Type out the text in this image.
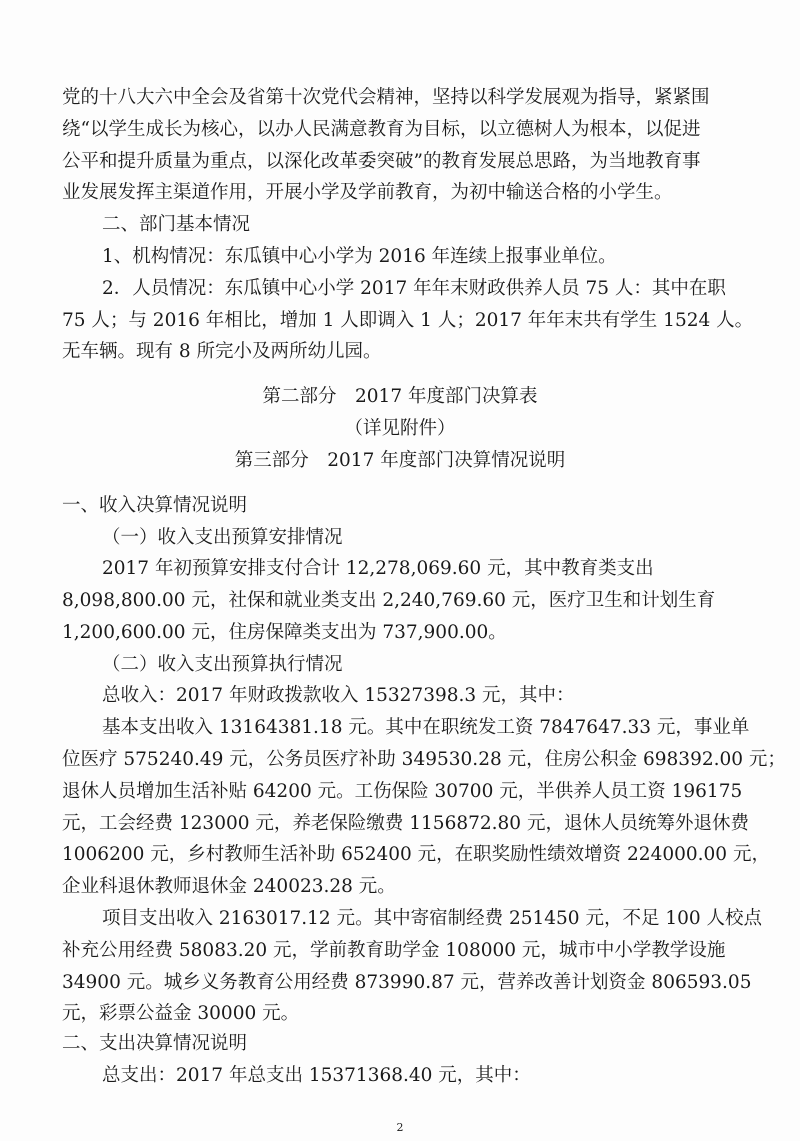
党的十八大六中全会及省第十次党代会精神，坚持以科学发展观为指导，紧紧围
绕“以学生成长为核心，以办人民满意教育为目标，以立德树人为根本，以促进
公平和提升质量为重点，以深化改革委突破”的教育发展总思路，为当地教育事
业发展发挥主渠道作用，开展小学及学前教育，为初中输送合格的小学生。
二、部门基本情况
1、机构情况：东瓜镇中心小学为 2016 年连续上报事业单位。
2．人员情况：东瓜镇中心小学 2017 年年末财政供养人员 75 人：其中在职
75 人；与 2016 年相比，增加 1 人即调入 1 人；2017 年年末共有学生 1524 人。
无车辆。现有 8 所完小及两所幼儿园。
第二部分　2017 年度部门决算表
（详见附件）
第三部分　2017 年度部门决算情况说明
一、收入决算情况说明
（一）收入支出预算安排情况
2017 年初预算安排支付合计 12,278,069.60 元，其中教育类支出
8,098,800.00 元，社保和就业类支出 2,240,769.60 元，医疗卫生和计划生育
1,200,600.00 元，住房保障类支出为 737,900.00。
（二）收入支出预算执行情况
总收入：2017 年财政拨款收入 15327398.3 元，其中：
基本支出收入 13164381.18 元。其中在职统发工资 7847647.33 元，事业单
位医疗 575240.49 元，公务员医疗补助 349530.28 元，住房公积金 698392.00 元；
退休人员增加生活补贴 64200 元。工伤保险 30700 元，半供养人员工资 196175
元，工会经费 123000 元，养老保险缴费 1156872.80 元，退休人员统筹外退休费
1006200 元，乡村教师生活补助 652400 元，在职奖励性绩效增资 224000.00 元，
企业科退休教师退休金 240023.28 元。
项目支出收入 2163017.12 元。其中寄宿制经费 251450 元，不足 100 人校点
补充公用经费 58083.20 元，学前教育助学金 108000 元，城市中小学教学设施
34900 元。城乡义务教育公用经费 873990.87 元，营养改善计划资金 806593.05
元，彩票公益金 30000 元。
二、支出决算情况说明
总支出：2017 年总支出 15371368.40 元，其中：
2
---+---
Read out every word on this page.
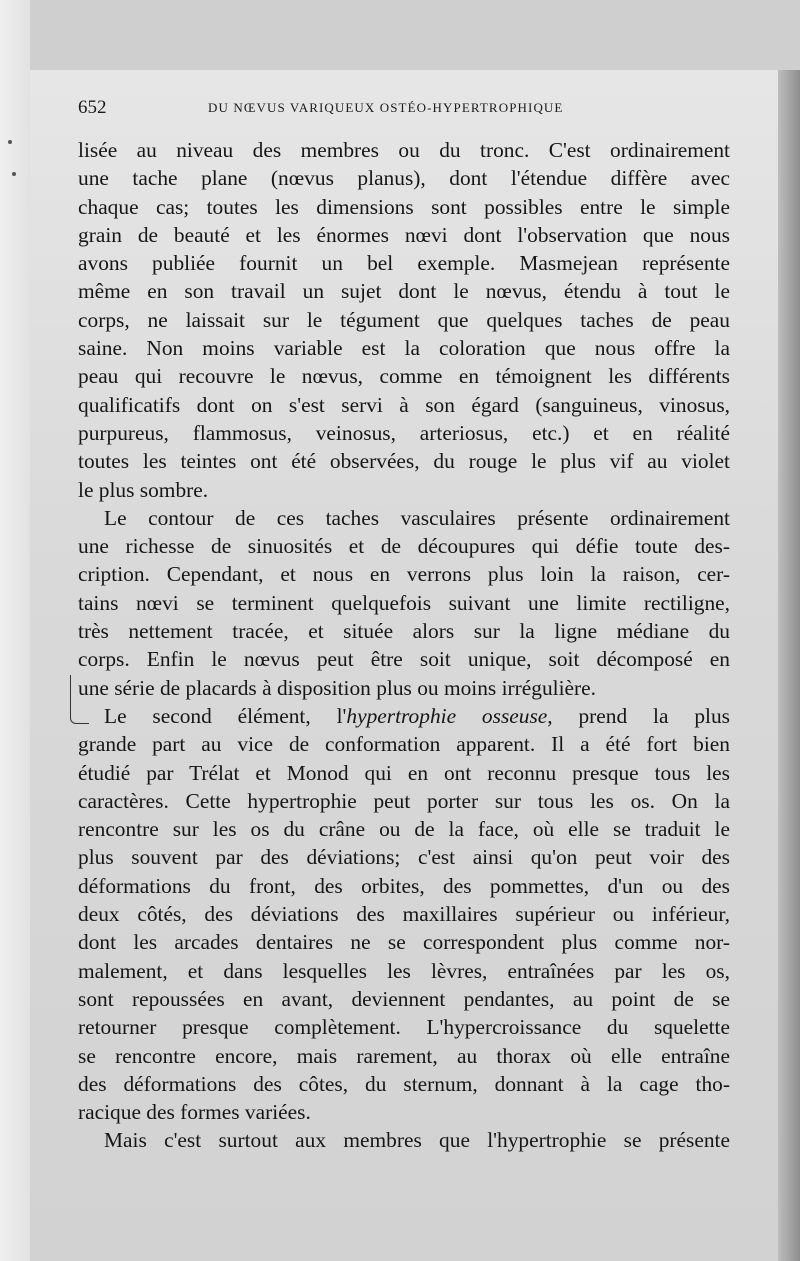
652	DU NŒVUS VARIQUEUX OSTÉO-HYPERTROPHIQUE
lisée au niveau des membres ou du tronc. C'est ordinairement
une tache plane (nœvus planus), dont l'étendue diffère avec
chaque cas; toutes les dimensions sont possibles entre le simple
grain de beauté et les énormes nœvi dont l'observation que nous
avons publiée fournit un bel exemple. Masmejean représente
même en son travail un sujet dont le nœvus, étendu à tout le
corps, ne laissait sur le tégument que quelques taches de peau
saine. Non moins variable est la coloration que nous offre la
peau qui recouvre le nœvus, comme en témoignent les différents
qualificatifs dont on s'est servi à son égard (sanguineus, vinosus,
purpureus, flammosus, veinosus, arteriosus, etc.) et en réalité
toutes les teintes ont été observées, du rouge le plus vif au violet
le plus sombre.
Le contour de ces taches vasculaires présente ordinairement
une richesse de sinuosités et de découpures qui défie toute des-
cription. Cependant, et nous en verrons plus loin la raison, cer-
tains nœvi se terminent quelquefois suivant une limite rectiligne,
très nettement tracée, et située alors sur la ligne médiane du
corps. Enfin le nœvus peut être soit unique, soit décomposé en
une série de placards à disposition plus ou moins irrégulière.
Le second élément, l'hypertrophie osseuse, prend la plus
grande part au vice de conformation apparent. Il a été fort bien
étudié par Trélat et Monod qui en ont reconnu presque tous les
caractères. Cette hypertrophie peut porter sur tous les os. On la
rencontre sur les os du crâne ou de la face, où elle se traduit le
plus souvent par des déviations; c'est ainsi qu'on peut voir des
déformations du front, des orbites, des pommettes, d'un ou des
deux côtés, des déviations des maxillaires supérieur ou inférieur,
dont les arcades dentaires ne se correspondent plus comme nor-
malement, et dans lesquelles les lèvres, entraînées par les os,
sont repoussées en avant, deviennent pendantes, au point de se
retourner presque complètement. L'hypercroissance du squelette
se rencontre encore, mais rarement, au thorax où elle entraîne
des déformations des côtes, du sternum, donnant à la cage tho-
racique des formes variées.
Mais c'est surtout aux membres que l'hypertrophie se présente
---+---
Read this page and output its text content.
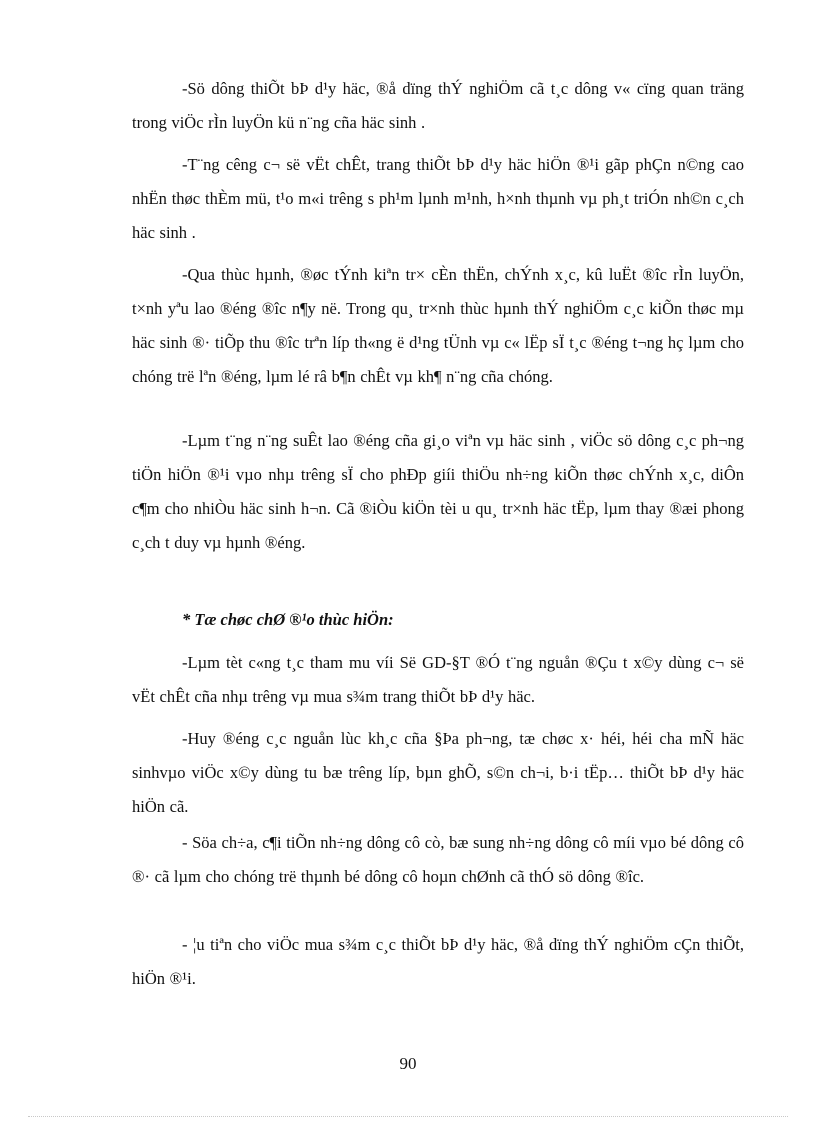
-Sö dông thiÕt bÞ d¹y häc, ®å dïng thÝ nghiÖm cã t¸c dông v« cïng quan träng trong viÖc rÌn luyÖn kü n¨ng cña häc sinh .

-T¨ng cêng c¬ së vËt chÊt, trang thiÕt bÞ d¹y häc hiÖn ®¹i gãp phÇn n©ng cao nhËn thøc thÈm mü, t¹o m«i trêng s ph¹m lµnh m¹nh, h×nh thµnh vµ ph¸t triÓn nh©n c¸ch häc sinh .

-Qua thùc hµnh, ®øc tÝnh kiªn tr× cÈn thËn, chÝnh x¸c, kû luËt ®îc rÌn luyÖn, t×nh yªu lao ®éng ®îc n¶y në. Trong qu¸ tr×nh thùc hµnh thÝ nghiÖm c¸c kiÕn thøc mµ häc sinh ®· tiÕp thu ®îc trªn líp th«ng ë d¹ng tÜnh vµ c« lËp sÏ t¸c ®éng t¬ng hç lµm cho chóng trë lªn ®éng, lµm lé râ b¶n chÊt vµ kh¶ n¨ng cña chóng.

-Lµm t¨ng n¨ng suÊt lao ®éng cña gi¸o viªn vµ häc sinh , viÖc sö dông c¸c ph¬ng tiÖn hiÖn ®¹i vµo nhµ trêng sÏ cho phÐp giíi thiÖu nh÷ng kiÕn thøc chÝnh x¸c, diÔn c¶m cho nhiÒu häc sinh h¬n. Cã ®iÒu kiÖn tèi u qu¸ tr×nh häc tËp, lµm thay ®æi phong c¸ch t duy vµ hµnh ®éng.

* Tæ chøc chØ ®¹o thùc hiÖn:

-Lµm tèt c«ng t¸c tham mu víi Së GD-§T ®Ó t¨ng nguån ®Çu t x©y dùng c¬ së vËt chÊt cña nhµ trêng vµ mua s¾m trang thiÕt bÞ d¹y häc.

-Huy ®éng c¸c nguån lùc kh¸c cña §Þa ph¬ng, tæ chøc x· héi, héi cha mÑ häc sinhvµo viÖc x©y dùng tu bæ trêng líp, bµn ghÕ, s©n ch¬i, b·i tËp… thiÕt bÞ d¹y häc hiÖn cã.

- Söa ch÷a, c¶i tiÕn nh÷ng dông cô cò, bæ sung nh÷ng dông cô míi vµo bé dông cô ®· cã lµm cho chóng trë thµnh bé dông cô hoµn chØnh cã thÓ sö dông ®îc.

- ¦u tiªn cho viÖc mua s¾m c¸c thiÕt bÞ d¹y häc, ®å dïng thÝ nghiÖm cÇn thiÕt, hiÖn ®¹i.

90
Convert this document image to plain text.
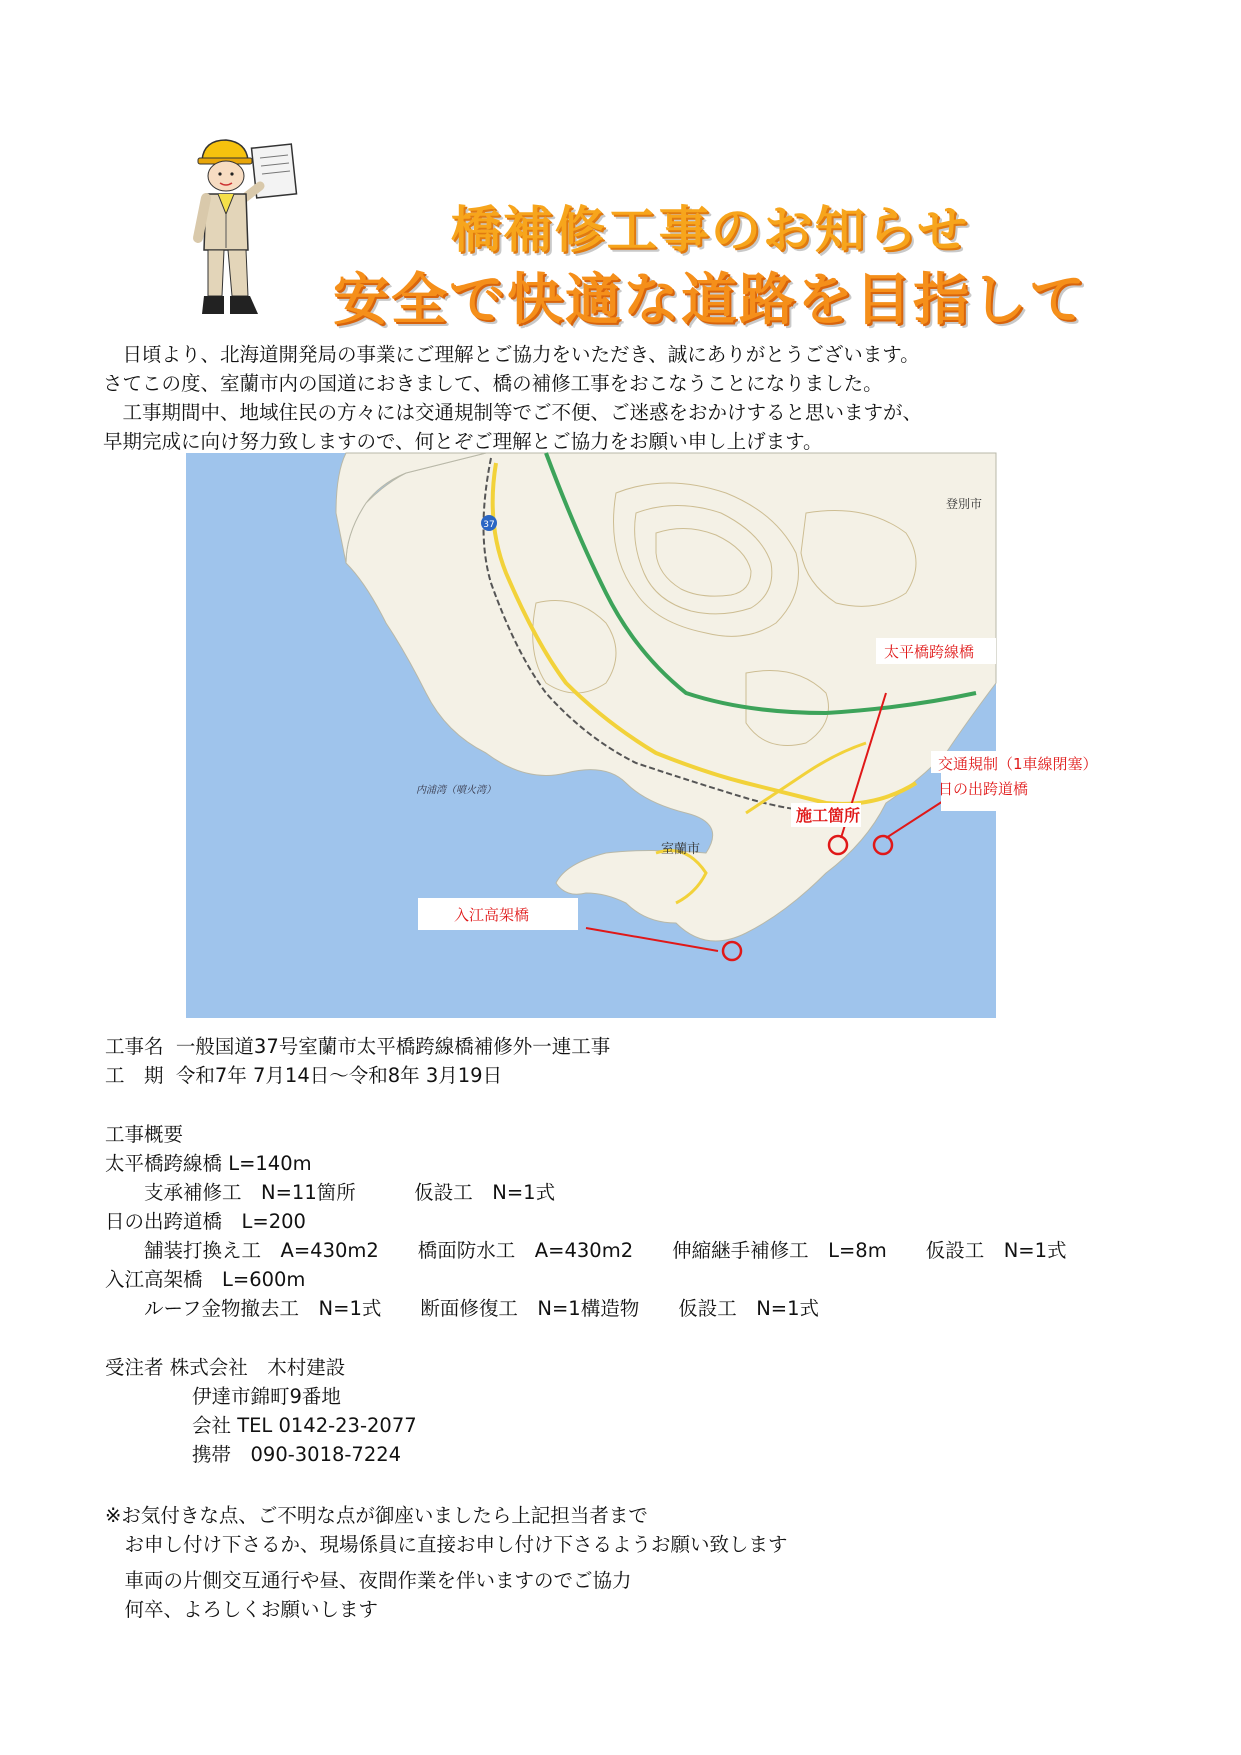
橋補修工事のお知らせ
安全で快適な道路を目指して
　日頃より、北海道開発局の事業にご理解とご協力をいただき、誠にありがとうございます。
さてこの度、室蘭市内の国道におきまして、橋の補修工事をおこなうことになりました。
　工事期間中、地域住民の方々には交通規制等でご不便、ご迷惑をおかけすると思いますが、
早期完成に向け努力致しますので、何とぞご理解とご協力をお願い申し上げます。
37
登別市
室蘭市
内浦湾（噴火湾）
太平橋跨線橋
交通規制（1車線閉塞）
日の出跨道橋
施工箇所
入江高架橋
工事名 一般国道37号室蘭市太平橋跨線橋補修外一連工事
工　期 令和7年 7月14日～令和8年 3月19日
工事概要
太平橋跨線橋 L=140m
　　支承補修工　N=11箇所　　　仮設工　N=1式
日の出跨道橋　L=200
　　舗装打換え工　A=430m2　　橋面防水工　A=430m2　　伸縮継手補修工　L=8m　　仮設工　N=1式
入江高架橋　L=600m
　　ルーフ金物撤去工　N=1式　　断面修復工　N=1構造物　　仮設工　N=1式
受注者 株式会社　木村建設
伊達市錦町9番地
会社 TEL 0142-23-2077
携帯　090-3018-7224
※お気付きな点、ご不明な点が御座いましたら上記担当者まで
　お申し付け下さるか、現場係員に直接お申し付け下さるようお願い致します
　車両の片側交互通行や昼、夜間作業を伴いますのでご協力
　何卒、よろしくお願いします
---+---
Gather up the lines that contain the word "presque".

étudié par Trélat et Monod qui en ont reconnu presque tous les
retourner presque complètement. L'hypercroissance du squelette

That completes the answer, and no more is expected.